═══ ENTRIES

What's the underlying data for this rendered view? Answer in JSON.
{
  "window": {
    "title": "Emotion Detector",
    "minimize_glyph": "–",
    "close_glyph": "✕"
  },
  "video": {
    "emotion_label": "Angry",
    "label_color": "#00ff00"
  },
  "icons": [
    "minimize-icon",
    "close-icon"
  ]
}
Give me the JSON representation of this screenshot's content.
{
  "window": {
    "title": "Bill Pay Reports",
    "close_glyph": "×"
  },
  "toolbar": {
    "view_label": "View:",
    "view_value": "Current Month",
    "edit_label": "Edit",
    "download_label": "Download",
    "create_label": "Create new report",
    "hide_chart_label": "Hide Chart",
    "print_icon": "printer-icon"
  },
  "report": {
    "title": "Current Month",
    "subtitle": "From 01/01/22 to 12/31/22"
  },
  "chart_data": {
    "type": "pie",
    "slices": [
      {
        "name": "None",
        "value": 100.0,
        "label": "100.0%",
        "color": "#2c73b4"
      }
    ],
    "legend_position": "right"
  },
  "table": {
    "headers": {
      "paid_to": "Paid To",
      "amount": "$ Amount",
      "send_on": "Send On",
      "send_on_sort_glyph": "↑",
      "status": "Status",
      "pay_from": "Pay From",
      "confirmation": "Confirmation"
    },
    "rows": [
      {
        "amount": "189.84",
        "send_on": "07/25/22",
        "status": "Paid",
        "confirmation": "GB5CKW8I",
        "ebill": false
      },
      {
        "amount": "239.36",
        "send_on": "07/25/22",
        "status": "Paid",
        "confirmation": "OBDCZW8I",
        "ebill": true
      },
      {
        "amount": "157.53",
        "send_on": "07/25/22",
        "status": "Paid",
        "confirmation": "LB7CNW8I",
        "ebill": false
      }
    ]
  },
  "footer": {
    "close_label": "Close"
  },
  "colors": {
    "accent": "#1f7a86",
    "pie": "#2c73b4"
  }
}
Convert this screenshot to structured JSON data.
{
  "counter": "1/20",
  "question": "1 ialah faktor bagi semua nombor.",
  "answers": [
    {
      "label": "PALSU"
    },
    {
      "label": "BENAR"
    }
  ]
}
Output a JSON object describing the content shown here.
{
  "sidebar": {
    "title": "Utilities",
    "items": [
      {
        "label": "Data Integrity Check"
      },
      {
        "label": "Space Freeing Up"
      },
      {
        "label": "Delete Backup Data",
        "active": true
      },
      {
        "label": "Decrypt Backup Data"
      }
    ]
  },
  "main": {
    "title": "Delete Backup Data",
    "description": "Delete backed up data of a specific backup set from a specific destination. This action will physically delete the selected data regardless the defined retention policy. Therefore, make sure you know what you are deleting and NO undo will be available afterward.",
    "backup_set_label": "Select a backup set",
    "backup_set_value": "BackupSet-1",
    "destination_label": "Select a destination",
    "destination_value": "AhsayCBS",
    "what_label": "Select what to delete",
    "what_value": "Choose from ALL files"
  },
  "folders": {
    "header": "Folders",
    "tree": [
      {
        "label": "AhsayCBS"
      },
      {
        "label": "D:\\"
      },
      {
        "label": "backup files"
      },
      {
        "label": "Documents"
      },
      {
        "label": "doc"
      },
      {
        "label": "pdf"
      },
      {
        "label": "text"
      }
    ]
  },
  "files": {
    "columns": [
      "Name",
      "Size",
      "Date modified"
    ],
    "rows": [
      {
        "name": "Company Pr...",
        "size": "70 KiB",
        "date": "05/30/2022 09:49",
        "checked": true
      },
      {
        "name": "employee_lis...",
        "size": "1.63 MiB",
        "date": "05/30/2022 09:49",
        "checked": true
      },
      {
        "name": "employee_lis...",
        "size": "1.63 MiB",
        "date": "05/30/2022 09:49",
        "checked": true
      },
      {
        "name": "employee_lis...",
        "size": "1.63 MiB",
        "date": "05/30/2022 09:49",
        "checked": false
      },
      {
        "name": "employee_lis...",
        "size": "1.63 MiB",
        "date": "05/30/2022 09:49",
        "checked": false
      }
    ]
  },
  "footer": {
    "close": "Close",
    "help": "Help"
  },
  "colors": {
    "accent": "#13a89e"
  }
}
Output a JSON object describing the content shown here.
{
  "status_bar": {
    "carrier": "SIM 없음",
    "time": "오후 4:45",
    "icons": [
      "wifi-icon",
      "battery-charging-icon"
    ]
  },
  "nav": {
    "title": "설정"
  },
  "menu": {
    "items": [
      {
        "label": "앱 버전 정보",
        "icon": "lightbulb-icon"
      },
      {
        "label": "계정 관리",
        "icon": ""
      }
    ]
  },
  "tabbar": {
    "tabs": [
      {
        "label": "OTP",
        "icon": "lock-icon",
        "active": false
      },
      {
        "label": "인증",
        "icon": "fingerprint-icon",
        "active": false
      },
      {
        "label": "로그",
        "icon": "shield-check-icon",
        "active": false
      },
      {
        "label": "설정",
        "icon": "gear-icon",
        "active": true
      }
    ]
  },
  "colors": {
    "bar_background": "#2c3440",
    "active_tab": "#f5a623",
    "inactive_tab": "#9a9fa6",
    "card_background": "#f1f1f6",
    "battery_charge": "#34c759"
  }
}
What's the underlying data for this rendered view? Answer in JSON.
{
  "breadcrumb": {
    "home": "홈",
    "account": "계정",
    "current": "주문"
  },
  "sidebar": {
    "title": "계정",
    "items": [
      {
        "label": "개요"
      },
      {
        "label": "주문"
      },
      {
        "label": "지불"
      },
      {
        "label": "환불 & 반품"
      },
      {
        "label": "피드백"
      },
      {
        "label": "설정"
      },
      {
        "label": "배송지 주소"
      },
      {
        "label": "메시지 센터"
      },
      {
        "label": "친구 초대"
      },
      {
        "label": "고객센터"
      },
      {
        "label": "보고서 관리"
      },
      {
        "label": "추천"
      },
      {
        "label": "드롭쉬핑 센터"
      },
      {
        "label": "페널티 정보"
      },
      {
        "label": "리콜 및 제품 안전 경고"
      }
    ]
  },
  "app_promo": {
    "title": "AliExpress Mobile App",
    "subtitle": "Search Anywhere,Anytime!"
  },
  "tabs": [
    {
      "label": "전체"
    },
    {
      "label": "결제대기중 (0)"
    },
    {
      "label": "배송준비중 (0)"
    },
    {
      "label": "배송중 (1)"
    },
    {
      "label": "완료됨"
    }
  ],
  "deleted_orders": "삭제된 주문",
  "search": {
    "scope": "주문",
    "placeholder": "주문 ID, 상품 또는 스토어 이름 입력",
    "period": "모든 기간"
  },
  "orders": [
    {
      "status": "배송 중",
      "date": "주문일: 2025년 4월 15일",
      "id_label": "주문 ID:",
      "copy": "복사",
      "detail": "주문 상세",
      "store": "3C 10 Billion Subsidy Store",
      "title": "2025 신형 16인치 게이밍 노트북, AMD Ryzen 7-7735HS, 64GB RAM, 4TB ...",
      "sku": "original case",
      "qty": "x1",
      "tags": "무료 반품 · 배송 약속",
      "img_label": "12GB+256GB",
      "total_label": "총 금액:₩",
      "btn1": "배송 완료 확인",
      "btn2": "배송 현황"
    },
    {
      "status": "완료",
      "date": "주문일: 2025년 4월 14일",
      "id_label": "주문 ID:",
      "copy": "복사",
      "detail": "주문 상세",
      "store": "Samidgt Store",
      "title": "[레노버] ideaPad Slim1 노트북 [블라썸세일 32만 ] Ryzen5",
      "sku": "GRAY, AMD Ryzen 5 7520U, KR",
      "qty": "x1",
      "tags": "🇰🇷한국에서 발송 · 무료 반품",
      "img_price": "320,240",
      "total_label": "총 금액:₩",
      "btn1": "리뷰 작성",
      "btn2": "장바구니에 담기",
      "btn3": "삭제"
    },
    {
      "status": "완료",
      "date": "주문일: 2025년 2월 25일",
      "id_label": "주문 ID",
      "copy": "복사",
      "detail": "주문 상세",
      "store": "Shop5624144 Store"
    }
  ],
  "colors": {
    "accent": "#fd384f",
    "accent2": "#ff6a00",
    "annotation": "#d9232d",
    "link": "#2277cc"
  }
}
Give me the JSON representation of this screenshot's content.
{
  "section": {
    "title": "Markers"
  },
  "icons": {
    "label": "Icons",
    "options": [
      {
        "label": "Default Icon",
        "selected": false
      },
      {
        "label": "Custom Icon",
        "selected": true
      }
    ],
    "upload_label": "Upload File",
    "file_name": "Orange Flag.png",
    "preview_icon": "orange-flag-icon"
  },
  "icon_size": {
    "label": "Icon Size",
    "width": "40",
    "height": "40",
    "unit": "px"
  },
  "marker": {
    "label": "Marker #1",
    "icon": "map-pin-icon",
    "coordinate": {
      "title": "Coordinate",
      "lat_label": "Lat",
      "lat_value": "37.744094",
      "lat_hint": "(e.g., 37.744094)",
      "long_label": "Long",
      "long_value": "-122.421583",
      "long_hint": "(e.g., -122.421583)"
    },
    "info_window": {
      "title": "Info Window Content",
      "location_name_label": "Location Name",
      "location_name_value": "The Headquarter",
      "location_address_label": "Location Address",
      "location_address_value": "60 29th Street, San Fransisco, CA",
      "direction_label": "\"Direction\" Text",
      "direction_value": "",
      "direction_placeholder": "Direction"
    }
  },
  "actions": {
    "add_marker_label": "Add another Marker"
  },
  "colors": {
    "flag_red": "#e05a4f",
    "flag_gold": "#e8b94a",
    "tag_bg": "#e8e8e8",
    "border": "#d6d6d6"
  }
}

══════

[OBJECTIVE] Where does the word "store" appear? Return each line that holds it.

[SOLUTION TO THIS EXERCISE]
      "store": "3C 10 Billion Subsidy Store",
      "store": "Samidgt Store",
      "store": "Shop5624144 Store"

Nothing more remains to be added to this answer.